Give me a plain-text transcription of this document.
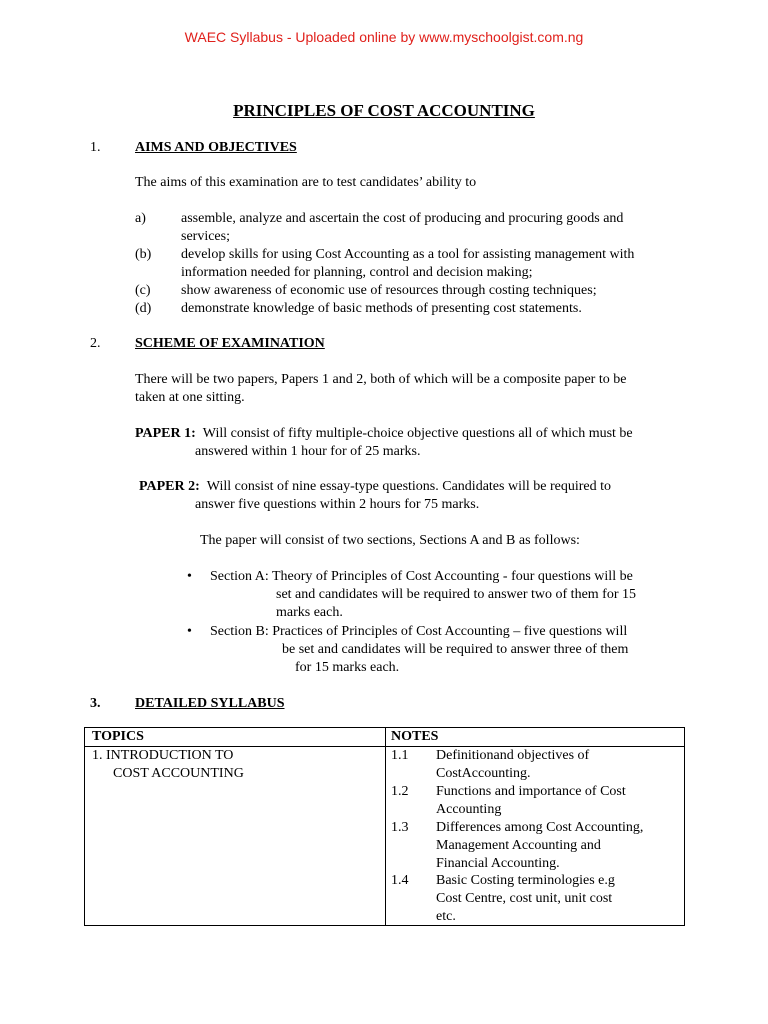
WAEC Syllabus - Uploaded online by www.myschoolgist.com.ng
PRINCIPLES OF COST ACCOUNTING
1. AIMS AND OBJECTIVES
The aims of this examination are to test candidates’ ability to
a)	assemble, analyze and ascertain the cost of producing and procuring goods and
services;
(b) develop skills for using Cost Accounting as a tool for assisting management with
information needed for planning, control and decision making;
(c) show awareness of economic use of resources through costing techniques;
(d) demonstrate knowledge of basic methods of presenting cost statements.
2. SCHEME OF EXAMINATION
There will be two papers, Papers 1 and 2, both of which will be a composite paper to be
taken at one sitting.
PAPER 1: Will consist of fifty multiple-choice objective questions all of which must be
answered within 1 hour for of 25 marks.
PAPER 2: Will consist of nine essay-type questions. Candidates will be required to
answer five questions within 2 hours for 75 marks.
The paper will consist of two sections, Sections A and B as follows:
• Section A: Theory of Principles of Cost Accounting - four questions will be
set and candidates will be required to answer two of them for 15
marks each.
• Section B: Practices of Principles of Cost Accounting – five questions will
be set and candidates will be required to answer three of them
for 15 marks each.
3. DETAILED SYLLABUS
TOPICS	NOTES
1. INTRODUCTION TO
COST ACCOUNTING
1.1 Definitionand objectives of
CostAccounting.
1.2 Functions and importance of Cost
Accounting
1.3 Differences among Cost Accounting,
Management Accounting and
Financial Accounting.
1.4 Basic Costing terminologies e.g
Cost Centre, cost unit, unit cost
etc.
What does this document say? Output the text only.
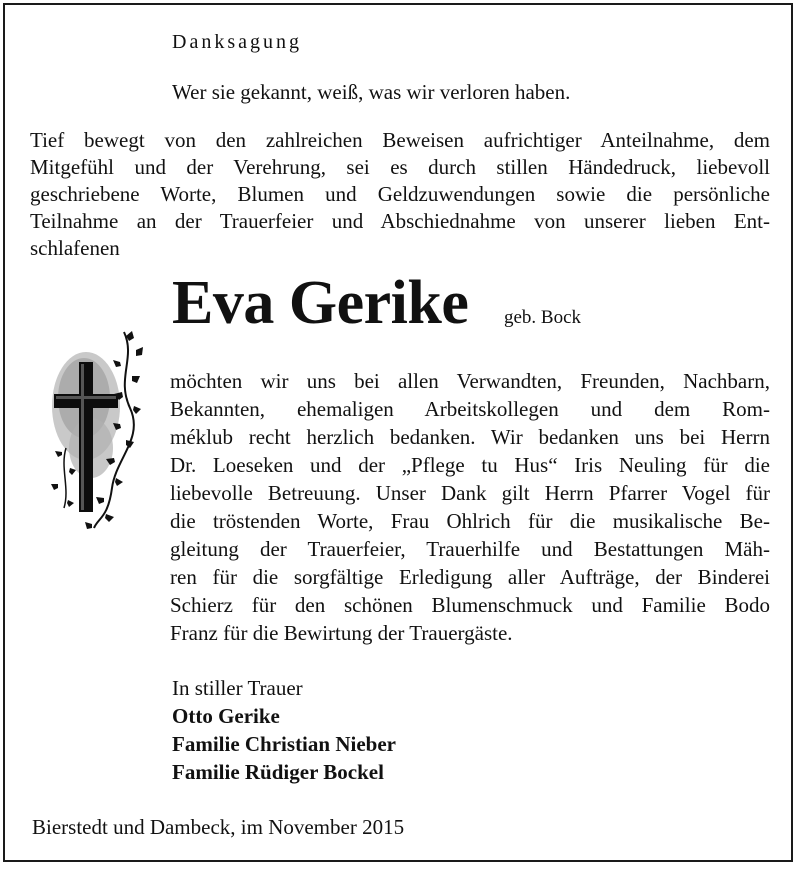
Danksagung
Wer sie gekannt, weiß, was wir verloren haben.
Tief bewegt von den zahlreichen Beweisen aufrichtiger Anteilnahme, dem
Mitgefühl und der Verehrung, sei es durch stillen Händedruck, liebevoll
geschriebene Worte, Blumen und Geldzuwendungen sowie die persönliche
Teilnahme an der Trauerfeier und Abschiednahme von unserer lieben Ent-
schlafenen
Eva Gerike geb. Bock
möchten wir uns bei allen Verwandten, Freunden, Nachbarn,
Bekannten, ehemaligen Arbeitskollegen und dem Rom-
méklub recht herzlich bedanken. Wir bedanken uns bei Herrn
Dr. Loeseken und der „Pflege tu Hus“ Iris Neuling für die
liebevolle Betreuung. Unser Dank gilt Herrn Pfarrer Vogel für
die tröstenden Worte, Frau Ohlrich für die musikalische Be-
gleitung der Trauerfeier, Trauerhilfe und Bestattungen Mäh-
ren für die sorgfältige Erledigung aller Aufträge, der Binderei
Schierz für den schönen Blumenschmuck und Familie Bodo
Franz für die Bewirtung der Trauergäste.
In stiller Trauer
Otto Gerike
Familie Christian Nieber
Familie Rüdiger Bockel
Bierstedt und Dambeck, im November 2015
════════
◆ What the task asks
From the records above, pull out each line that has "five".

◆ Task output
answer five questions within 2 hours for 75 marks.
• Section B: Practices of Principles of Cost Accounting – five questions will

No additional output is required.